++++ SUPPLIED MATERIAL
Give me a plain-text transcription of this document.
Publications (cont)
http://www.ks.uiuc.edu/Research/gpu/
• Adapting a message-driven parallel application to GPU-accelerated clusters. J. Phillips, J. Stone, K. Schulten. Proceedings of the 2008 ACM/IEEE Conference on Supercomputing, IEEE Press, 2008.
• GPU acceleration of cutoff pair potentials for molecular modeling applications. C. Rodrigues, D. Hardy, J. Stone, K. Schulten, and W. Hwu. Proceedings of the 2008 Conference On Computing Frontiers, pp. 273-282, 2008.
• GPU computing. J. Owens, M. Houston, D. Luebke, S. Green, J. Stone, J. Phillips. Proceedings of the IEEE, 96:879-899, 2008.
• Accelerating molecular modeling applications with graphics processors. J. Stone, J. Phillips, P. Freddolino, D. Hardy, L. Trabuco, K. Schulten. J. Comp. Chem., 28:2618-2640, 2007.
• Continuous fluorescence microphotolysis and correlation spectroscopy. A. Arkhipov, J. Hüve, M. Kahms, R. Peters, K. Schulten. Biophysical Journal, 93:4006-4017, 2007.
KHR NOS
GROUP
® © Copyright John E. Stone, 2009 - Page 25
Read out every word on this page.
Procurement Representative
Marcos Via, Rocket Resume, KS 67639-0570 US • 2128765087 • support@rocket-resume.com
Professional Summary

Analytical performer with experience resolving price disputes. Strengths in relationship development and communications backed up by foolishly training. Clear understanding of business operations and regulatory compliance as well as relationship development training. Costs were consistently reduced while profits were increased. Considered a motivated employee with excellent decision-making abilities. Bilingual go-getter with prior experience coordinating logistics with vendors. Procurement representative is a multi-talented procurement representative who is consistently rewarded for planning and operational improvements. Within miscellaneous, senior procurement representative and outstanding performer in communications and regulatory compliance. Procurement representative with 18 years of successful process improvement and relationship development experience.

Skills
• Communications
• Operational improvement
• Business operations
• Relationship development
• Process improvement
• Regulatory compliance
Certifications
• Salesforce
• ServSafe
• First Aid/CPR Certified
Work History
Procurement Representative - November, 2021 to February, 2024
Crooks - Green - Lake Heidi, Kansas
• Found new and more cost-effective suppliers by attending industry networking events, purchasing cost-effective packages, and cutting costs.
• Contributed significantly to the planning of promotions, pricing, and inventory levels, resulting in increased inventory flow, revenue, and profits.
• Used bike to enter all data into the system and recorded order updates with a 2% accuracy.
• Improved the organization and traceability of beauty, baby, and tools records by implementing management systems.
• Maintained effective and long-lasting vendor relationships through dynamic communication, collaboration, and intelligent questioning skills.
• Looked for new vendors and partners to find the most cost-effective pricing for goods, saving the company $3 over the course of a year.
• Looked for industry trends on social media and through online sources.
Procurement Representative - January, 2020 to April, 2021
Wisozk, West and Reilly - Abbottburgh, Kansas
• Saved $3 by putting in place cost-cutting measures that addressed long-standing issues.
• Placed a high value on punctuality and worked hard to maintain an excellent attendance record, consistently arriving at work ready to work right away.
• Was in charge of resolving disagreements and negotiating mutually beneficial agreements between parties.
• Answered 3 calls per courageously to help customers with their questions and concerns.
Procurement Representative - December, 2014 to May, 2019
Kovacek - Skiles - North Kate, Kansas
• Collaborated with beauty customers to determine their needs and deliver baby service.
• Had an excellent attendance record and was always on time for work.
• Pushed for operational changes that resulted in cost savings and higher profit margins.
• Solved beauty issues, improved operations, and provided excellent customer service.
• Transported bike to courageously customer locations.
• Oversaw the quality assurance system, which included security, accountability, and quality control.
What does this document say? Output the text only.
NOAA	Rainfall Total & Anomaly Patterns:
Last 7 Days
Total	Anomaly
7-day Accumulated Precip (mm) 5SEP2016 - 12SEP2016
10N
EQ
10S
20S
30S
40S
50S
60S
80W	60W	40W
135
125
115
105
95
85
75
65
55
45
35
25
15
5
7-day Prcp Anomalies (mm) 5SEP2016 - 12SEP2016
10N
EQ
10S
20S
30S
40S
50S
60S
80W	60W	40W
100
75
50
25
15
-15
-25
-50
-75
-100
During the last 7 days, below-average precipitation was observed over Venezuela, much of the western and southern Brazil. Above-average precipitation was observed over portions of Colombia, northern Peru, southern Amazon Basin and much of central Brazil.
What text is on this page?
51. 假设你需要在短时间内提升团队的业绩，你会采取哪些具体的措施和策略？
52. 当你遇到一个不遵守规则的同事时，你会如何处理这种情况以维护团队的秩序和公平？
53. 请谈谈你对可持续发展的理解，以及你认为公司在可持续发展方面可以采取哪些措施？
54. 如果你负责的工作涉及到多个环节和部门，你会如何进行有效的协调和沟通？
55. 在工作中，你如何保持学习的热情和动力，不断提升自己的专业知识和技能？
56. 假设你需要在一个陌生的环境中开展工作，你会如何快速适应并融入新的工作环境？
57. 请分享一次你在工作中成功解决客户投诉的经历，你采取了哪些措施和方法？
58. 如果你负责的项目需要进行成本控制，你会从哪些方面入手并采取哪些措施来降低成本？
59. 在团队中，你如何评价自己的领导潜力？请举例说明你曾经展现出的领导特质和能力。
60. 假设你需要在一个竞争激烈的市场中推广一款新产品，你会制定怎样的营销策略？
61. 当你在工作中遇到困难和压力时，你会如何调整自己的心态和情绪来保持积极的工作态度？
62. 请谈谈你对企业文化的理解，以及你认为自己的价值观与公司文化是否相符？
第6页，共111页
++++++++
§ EXERCISE DIRECTIONS
Using the data above, copy each line that contains "improvement".

§ SOLUTION BELOW
Analytical performer with experience resolving price disputes. Strengths in relationship development and communications backed up by foolishly training. Clear understanding of business operations and regulatory compliance as well as relationship development training. Costs were consistently reduced while profits were increased. Considered a motivated employee with excellent decision-making abilities. Bilingual go-getter with prior experience coordinating logistics with vendors. Procurement representative is a multi-talented procurement representative who is consistently rewarded for planning and operational improvements. Within miscellaneous, senior procurement representative and outstanding performer in communications and regulatory compliance. Procurement representative with 18 years of successful process improvement and relationship development experience.
• Operational improvement
• Process improvement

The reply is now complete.